What you are asked to do
What follows is a set of entries. Give them again exactly, without the pictures.

Provided information
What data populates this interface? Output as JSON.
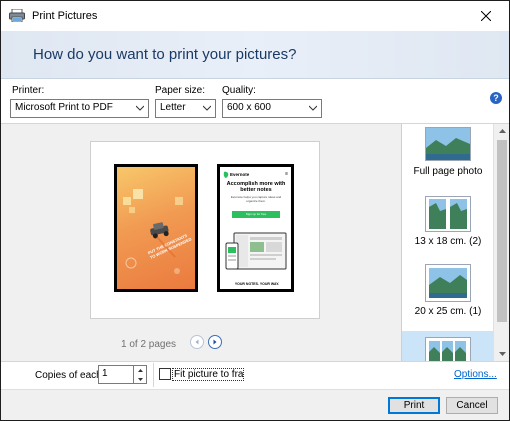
{
  "window": {
    "title": "Print Pictures"
  },
  "header": {
    "question": "How do you want to print your pictures?"
  },
  "printer": {
    "label": "Printer:",
    "value": "Microsoft Print to PDF"
  },
  "paper_size": {
    "label": "Paper size:",
    "value": "Letter"
  },
  "quality": {
    "label": "Quality:",
    "value": "600 x 600"
  },
  "help": {
    "glyph": "?"
  },
  "preview": {
    "page_indicator": "1 of 2 pages",
    "photo1": {
      "caption_lines": [
        "PUT THE CONSTANTS",
        "TO WORK SUSPENDED"
      ]
    },
    "photo2": {
      "brand": "Evernote",
      "headline": "Accomplish more with better notes",
      "body": "Evernote helps you capture ideas and organize them.",
      "cta": "Sign up for free",
      "footer": "YOUR NOTES. YOUR WAY."
    }
  },
  "layouts": [
    {
      "label": "Full page photo",
      "selected": false
    },
    {
      "label": "13 x 18 cm. (2)",
      "selected": false
    },
    {
      "label": "20 x 25 cm. (1)",
      "selected": false
    },
    {
      "label": "",
      "selected": true
    }
  ],
  "copies": {
    "label": "Copies of each",
    "value": "1"
  },
  "fit": {
    "label": "Fit picture to frame",
    "checked": false
  },
  "options_link": "Options...",
  "buttons": {
    "print": "Print",
    "cancel": "Cancel"
  },
  "colors": {
    "accent": "#0078d7",
    "header_text": "#1a3a66",
    "link": "#0066cc"
  }
}
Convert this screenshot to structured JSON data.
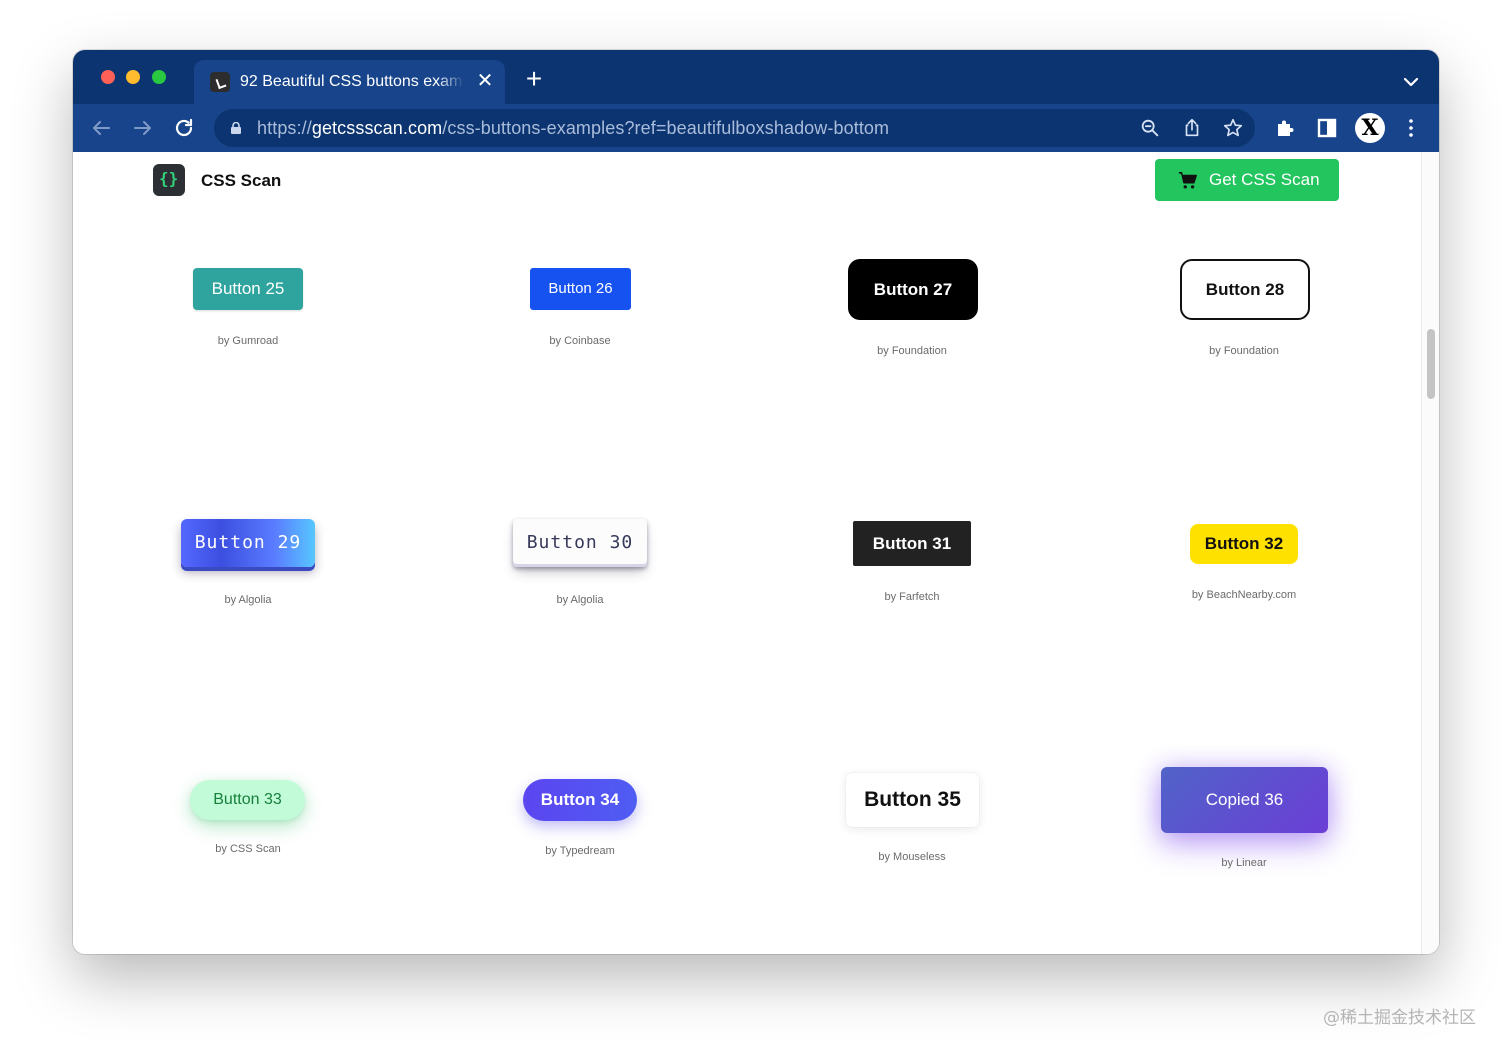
{
  "browser": {
    "tab_title": "92 Beautiful CSS buttons examples",
    "tab_close": "✕",
    "new_tab": "+",
    "url_prefix": "https://",
    "url_host": "getcssscan.com",
    "url_path": "/css-buttons-examples?ref=beautifulboxshadow-bottom",
    "profile_initial": "X",
    "icons": [
      "back-arrow-icon",
      "forward-arrow-icon",
      "reload-icon",
      "lock-icon",
      "zoom-icon",
      "share-icon",
      "star-icon",
      "puzzle-icon",
      "sidepanel-icon",
      "kebab-icon",
      "chevron-down-icon"
    ]
  },
  "site": {
    "name": "CSS Scan",
    "cta_label": "Get CSS Scan",
    "cta_icon": "cart-icon",
    "cta_color": "#22c55e"
  },
  "buttons": [
    {
      "label": "Button 25",
      "by": "by Gumroad",
      "color": "#2fa39e"
    },
    {
      "label": "Button 26",
      "by": "by Coinbase",
      "color": "#1652f0"
    },
    {
      "label": "Button 27",
      "by": "by Foundation",
      "color": "#000000"
    },
    {
      "label": "Button 28",
      "by": "by Foundation",
      "color": "#ffffff"
    },
    {
      "label": "Button 29",
      "by": "by Algolia",
      "color": "#5468ff"
    },
    {
      "label": "Button 30",
      "by": "by Algolia",
      "color": "#fcfcfd"
    },
    {
      "label": "Button 31",
      "by": "by Farfetch",
      "color": "#222222"
    },
    {
      "label": "Button 32",
      "by": "by BeachNearby.com",
      "color": "#ffe100"
    },
    {
      "label": "Button 33",
      "by": "by CSS Scan",
      "color": "#c2fbd7"
    },
    {
      "label": "Button 34",
      "by": "by Typedream",
      "color": "#4f46e5"
    },
    {
      "label": "Button 35",
      "by": "by Mouseless",
      "color": "#ffffff"
    },
    {
      "label": "Copied 36",
      "by": "by Linear",
      "color": "#5e4fd0"
    }
  ],
  "watermark": "@稀土掘金技术社区"
}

Written solution
What data populates this interface? Output as JSON.
{
  "window": {
    "title": "Print Pictures"
  },
  "header": {
    "question": "How do you want to print your pictures?"
  },
  "printer": {
    "label": "Printer:",
    "value": "Microsoft Print to PDF"
  },
  "paper_size": {
    "label": "Paper size:",
    "value": "Letter"
  },
  "quality": {
    "label": "Quality:",
    "value": "600 x 600"
  },
  "help": {
    "glyph": "?"
  },
  "preview": {
    "page_indicator": "1 of 2 pages",
    "photo1": {
      "caption_lines": [
        "PUT THE CONSTANTS",
        "TO WORK SUSPENDED"
      ]
    },
    "photo2": {
      "brand": "Evernote",
      "headline": "Accomplish more with better notes",
      "body": "Evernote helps you capture ideas and organize them.",
      "cta": "Sign up for free",
      "footer": "YOUR NOTES. YOUR WAY."
    }
  },
  "layouts": [
    {
      "label": "Full page photo",
      "selected": false
    },
    {
      "label": "13 x 18 cm. (2)",
      "selected": false
    },
    {
      "label": "20 x 25 cm. (1)",
      "selected": false
    },
    {
      "label": "",
      "selected": true
    }
  ],
  "copies": {
    "label": "Copies of each",
    "value": "1"
  },
  "fit": {
    "label": "Fit picture to frame",
    "checked": false
  },
  "options_link": "Options...",
  "buttons": {
    "print": "Print",
    "cancel": "Cancel"
  },
  "colors": {
    "accent": "#0078d7",
    "header_text": "#1a3a66",
    "link": "#0066cc"
  }
}
Convert this screenshot to structured JSON data.
{
  "browser": {
    "tab_title": "92 Beautiful CSS buttons examples",
    "tab_close": "✕",
    "new_tab": "+",
    "url_prefix": "https://",
    "url_host": "getcssscan.com",
    "url_path": "/css-buttons-examples?ref=beautifulboxshadow-bottom",
    "profile_initial": "X",
    "icons": [
      "back-arrow-icon",
      "forward-arrow-icon",
      "reload-icon",
      "lock-icon",
      "zoom-icon",
      "share-icon",
      "star-icon",
      "puzzle-icon",
      "sidepanel-icon",
      "kebab-icon",
      "chevron-down-icon"
    ]
  },
  "site": {
    "name": "CSS Scan",
    "cta_label": "Get CSS Scan",
    "cta_icon": "cart-icon",
    "cta_color": "#22c55e"
  },
  "buttons": [
    {
      "label": "Button 25",
      "by": "by Gumroad",
      "color": "#2fa39e"
    },
    {
      "label": "Button 26",
      "by": "by Coinbase",
      "color": "#1652f0"
    },
    {
      "label": "Button 27",
      "by": "by Foundation",
      "color": "#000000"
    },
    {
      "label": "Button 28",
      "by": "by Foundation",
      "color": "#ffffff"
    },
    {
      "label": "Button 29",
      "by": "by Algolia",
      "color": "#5468ff"
    },
    {
      "label": "Button 30",
      "by": "by Algolia",
      "color": "#fcfcfd"
    },
    {
      "label": "Button 31",
      "by": "by Farfetch",
      "color": "#222222"
    },
    {
      "label": "Button 32",
      "by": "by BeachNearby.com",
      "color": "#ffe100"
    },
    {
      "label": "Button 33",
      "by": "by CSS Scan",
      "color": "#c2fbd7"
    },
    {
      "label": "Button 34",
      "by": "by Typedream",
      "color": "#4f46e5"
    },
    {
      "label": "Button 35",
      "by": "by Mouseless",
      "color": "#ffffff"
    },
    {
      "label": "Copied 36",
      "by": "by Linear",
      "color": "#5e4fd0"
    }
  ],
  "watermark": "@稀土掘金技术社区"
}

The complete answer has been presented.